--- Passage ---
Editorials
25 Years Later: Why Geoffrey Rush’s Performance in ‘House on Haunted Hill’ Is an All-Timer
Twenty five years ago, on October 29, 1999, Dark Castle Entertainment launched with a remake of William Castle’s The House on Haunted Hill. Penned by Dick Beebe from Robb White’s original 1959 story and directed by William Malone, the 1999 remake relocated to a foreboding psychiatric hospital for its haunted setting. This time the ghosts were very real and very vengeful. At the center of it all, though, was a very inspired performance by Geoffrey Rush. One that deserves a space in horror’s hall of fame.
Rush played amusement park mogul Steven Price, the rich host to his wife’s birthday party that offers up $1,000,000 to anyone who can endure a night-long stay in the haunted hospital. This was the precise same role Vincent Price played in the 1959 original film, and the character was renamed in reference. The irony, though, is that Steven Price wasn’t initially meant to look like Vincent Price; the script originally just described him as an average businessman. Rush wasn’t into the bland description and approached Malone with a concept more befitting of an eccentric amusement park mogul; what if Steven Price looked like director John Waters?
Malone agreed Rush could try out the look, but when Rush transformed himself to look like Waters, he instead wound up looking somewhere closer to Vincent Price. It stuck. But the look is only a small half of Rush’s masterful approach to the character. The other, bigger half is his scene-stealing portrayal.
In his first scene, Steven Price is introduced as a fast-paced businessman with a sardonic wit. In the middle of a press interview for the opening of his latest gimmick-filled theme park ride, he takes a phone call. After hanging up, the journalist asks if it was business or pleasure. He answers with a wry smirk, “Neither; my wife.” He answers more questions about the new ride before ushering the journalist and her cameraman into an elevator that appears to head straight up to the adjacent roller coaster. With swagger, he brushes off their safety concerns but then clutches to the elevator wall screaming when it appears to break down and drop suddenly. Just when the elevator is about to crash into the ground and death seems imminent, the gimmick reveals itself. It was part of the show, and Price is the showman. One that derives clear pleasure from scaring the piss out of people.

--- Aim of the task ---
Pick up the editorial on Geoffrey Rush's performance in House on Haunted Hill from its last sentence and carry it forward. The records that follow come from a separate source and are unrelated to the editorial.

--- Excerpted records ---

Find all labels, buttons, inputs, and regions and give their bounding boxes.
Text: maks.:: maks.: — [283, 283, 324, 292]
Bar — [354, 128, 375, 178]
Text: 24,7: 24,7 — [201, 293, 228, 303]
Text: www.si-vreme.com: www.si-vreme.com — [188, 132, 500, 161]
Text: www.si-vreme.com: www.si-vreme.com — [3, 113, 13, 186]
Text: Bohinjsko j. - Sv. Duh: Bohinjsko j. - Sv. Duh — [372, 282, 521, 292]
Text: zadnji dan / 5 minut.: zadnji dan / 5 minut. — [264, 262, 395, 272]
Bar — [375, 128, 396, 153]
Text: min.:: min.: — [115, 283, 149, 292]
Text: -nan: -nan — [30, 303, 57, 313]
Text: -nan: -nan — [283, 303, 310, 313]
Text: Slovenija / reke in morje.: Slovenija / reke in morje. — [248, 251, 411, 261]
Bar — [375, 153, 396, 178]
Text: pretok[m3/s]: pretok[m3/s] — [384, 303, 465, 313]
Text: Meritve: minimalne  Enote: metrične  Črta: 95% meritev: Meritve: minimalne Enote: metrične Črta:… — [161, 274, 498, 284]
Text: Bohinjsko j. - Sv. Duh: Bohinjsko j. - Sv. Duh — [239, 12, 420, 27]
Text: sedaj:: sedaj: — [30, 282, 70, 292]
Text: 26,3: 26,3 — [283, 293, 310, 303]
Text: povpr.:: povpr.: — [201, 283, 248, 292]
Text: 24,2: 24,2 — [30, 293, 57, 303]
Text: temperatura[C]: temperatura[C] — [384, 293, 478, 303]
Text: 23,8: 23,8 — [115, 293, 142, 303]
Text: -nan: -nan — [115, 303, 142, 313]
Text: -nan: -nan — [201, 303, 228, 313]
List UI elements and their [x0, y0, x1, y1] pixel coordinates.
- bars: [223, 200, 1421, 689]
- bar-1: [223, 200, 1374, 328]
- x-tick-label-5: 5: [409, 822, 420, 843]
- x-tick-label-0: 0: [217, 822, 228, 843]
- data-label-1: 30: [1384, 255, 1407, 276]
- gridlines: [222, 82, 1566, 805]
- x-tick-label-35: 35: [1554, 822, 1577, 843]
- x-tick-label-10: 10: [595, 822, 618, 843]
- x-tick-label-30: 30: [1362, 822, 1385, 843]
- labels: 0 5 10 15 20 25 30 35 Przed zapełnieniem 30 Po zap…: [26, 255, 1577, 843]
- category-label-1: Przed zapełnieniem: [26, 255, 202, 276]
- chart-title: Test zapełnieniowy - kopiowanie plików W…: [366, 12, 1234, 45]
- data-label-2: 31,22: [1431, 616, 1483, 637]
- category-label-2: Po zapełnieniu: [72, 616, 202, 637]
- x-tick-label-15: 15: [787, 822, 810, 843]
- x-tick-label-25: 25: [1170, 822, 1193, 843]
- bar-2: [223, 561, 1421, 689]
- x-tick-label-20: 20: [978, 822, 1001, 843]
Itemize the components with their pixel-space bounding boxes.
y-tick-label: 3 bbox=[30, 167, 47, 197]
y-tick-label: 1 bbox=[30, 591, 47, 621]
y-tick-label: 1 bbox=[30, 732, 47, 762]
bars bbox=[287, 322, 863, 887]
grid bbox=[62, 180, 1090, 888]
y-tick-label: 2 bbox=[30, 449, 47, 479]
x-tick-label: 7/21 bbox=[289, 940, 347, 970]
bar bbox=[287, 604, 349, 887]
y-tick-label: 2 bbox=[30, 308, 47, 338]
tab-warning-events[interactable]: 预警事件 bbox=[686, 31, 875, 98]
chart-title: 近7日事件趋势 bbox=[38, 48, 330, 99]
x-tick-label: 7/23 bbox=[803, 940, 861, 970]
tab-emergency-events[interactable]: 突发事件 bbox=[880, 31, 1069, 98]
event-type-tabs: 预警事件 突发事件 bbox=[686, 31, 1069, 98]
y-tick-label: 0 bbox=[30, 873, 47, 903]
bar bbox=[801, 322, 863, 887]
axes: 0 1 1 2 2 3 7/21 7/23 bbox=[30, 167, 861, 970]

--- Written response ---
That showman persona is important to the plot because he’s the essential catalyst for getting the group of people to the Vannacutt Psychiatric Institute in the first place. That persona is also interesting on a character level, too. Price is a character used to exerting control, to being the one pulling all of the strings behind the scenes. When things start to go awry, he’s perplexed. The tables are turned and he’s the one experiencing fear for once. Watching Geoffrey Rush take Price from a controlled puppeteer to scared puppet is fascinating.
While the restless spirits are waging war on the human guests, there’s a smaller scaled but equally vicious war taking place between Steven and his wife Evelyn (Famke Janssen). It’s clear from the outset that the husband and wife duo have nothing but icy venom between them, and it escalates from traded barbs to flat out murder plots as the narrative progresses. The chemistry between Rush and Janssen as their characters opt for murder over a divorce is the most interesting dynamic in the entire movie.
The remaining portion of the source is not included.